**What is being asked:**
The records that follow need to be output exactly as they are.

**Material for this exercise:**
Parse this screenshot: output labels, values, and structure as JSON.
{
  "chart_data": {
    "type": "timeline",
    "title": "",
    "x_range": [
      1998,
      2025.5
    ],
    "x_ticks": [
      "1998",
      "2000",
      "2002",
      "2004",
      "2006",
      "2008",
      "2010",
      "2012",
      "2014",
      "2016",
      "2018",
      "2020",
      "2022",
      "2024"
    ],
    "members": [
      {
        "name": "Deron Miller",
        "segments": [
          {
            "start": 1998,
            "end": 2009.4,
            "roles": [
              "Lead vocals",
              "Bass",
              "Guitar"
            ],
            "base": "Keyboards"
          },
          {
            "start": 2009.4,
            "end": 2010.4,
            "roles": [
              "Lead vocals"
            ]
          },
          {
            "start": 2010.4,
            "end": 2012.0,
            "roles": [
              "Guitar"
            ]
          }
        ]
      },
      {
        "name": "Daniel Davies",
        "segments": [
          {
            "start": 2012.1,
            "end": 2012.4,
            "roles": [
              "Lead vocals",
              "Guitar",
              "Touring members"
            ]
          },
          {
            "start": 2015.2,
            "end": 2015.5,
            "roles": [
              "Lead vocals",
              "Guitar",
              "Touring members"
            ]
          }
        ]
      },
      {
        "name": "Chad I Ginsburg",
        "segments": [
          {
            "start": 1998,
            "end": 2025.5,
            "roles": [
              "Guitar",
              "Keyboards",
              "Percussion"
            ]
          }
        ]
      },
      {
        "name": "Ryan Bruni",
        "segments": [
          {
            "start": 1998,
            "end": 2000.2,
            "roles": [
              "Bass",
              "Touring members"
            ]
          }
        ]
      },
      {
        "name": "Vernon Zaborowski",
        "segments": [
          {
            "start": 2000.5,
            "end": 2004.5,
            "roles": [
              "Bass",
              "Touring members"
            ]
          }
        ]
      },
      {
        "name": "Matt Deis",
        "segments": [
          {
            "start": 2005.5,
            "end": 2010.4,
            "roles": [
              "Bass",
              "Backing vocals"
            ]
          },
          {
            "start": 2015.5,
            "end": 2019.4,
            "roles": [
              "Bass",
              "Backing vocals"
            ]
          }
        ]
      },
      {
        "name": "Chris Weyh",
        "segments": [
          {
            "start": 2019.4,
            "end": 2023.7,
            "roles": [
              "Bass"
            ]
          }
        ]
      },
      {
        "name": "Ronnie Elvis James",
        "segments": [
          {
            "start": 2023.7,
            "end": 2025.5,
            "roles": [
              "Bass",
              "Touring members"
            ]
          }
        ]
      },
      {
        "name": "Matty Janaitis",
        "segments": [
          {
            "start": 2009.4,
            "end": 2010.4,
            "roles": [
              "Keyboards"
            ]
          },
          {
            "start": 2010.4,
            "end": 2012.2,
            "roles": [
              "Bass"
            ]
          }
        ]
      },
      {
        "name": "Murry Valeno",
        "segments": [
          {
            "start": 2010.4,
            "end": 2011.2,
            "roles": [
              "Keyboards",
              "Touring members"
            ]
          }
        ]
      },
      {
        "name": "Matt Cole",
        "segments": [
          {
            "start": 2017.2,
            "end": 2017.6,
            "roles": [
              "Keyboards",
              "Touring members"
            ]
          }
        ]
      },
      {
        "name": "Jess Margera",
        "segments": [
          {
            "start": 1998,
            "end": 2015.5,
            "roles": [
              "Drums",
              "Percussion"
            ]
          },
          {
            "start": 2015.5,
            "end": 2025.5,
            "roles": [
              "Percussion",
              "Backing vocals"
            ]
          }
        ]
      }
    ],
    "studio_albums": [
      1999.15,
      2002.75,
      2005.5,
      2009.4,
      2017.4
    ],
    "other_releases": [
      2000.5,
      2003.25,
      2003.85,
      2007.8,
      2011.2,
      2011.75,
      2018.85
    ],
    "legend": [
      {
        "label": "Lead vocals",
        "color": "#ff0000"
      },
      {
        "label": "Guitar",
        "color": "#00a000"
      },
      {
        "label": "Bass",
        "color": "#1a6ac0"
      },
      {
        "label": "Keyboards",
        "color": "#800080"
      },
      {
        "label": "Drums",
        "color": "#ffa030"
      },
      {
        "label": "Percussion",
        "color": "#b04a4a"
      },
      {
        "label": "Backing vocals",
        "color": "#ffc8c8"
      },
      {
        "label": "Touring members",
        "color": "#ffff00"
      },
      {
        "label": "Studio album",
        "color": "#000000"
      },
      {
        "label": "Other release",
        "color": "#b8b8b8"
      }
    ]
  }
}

**Solution to the problem:**
Parse this screenshot: output labels, values, and structure as JSON.
{
  "chart_data": {
    "type": "timeline",
    "title": "",
    "x_range": [
      1998,
      2025.5
    ],
    "x_ticks": [
      "1998",
      "2000",
      "2002",
      "2004",
      "2006",
      "2008",
      "2010",
      "2012",
      "2014",
      "2016",
      "2018",
      "2020",
      "2022",
      "2024"
    ],
    "members": [
      {
        "name": "Deron Miller",
        "segments": [
          {
            "start": 1998,
            "end": 2009.4,
            "roles": [
              "Lead vocals",
              "Bass",
              "Guitar"
            ],
            "base": "Keyboards"
          },
          {
            "start": 2009.4,
            "end": 2010.4,
            "roles": [
              "Lead vocals"
            ]
          },
          {
            "start": 2010.4,
            "end": 2012.0,
            "roles": [
              "Guitar"
            ]
          }
        ]
      },
      {
        "name": "Daniel Davies",
        "segments": [
          {
            "start": 2012.1,
            "end": 2012.4,
            "roles": [
              "Lead vocals",
              "Guitar",
              "Touring members"
            ]
          },
          {
            "start": 2015.2,
            "end": 2015.5,
            "roles": [
              "Lead vocals",
              "Guitar",
              "Touring members"
            ]
          }
        ]
      },
      {
        "name": "Chad I Ginsburg",
        "segments": [
          {
            "start": 1998,
            "end": 2025.5,
            "roles": [
              "Guitar",
              "Keyboards",
              "Percussion"
            ]
          }
        ]
      },
      {
        "name": "Ryan Bruni",
        "segments": [
          {
            "start": 1998,
            "end": 2000.2,
            "roles": [
              "Bass",
              "Touring members"
            ]
          }
        ]
      },
      {
        "name": "Vernon Zaborowski",
        "segments": [
          {
            "start": 2000.5,
            "end": 2004.5,
            "roles": [
              "Bass",
              "Touring members"
            ]
          }
        ]
      },
      {
        "name": "Matt Deis",
        "segments": [
          {
            "start": 2005.5,
            "end": 2010.4,
            "roles": [
              "Bass",
              "Backing vocals"
            ]
          },
          {
            "start": 2015.5,
            "end": 2019.4,
            "roles": [
              "Bass",
              "Backing vocals"
            ]
          }
        ]
      },
      {
        "name": "Chris Weyh",
        "segments": [
          {
            "start": 2019.4,
            "end": 2023.7,
            "roles": [
              "Bass"
            ]
          }
        ]
      },
      {
        "name": "Ronnie Elvis James",
        "segments": [
          {
            "start": 2023.7,
            "end": 2025.5,
            "roles": [
              "Bass",
              "Touring members"
            ]
          }
        ]
      },
      {
        "name": "Matty Janaitis",
        "segments": [
          {
            "start": 2009.4,
            "end": 2010.4,
            "roles": [
              "Keyboards"
            ]
          },
          {
            "start": 2010.4,
            "end": 2012.2,
            "roles": [
              "Bass"
            ]
          }
        ]
      },
      {
        "name": "Murry Valeno",
        "segments": [
          {
            "start": 2010.4,
            "end": 2011.2,
            "roles": [
              "Keyboards",
              "Touring members"
            ]
          }
        ]
      },
      {
        "name": "Matt Cole",
        "segments": [
          {
            "start": 2017.2,
            "end": 2017.6,
            "roles": [
              "Keyboards",
              "Touring members"
            ]
          }
        ]
      },
      {
        "name": "Jess Margera",
        "segments": [
          {
            "start": 1998,
            "end": 2015.5,
            "roles": [
              "Drums",
              "Percussion"
            ]
          },
          {
            "start": 2015.5,
            "end": 2025.5,
            "roles": [
              "Percussion",
              "Backing vocals"
            ]
          }
        ]
      }
    ],
    "studio_albums": [
      1999.15,
      2002.75,
      2005.5,
      2009.4,
      2017.4
    ],
    "other_releases": [
      2000.5,
      2003.25,
      2003.85,
      2007.8,
      2011.2,
      2011.75,
      2018.85
    ],
    "legend": [
      {
        "label": "Lead vocals",
        "color": "#ff0000"
      },
      {
        "label": "Guitar",
        "color": "#00a000"
      },
      {
        "label": "Bass",
        "color": "#1a6ac0"
      },
      {
        "label": "Keyboards",
        "color": "#800080"
      },
      {
        "label": "Drums",
        "color": "#ffa030"
      },
      {
        "label": "Percussion",
        "color": "#b04a4a"
      },
      {
        "label": "Backing vocals",
        "color": "#ffc8c8"
      },
      {
        "label": "Touring members",
        "color": "#ffff00"
      },
      {
        "label": "Studio album",
        "color": "#000000"
      },
      {
        "label": "Other release",
        "color": "#b8b8b8"
      }
    ]
  }
}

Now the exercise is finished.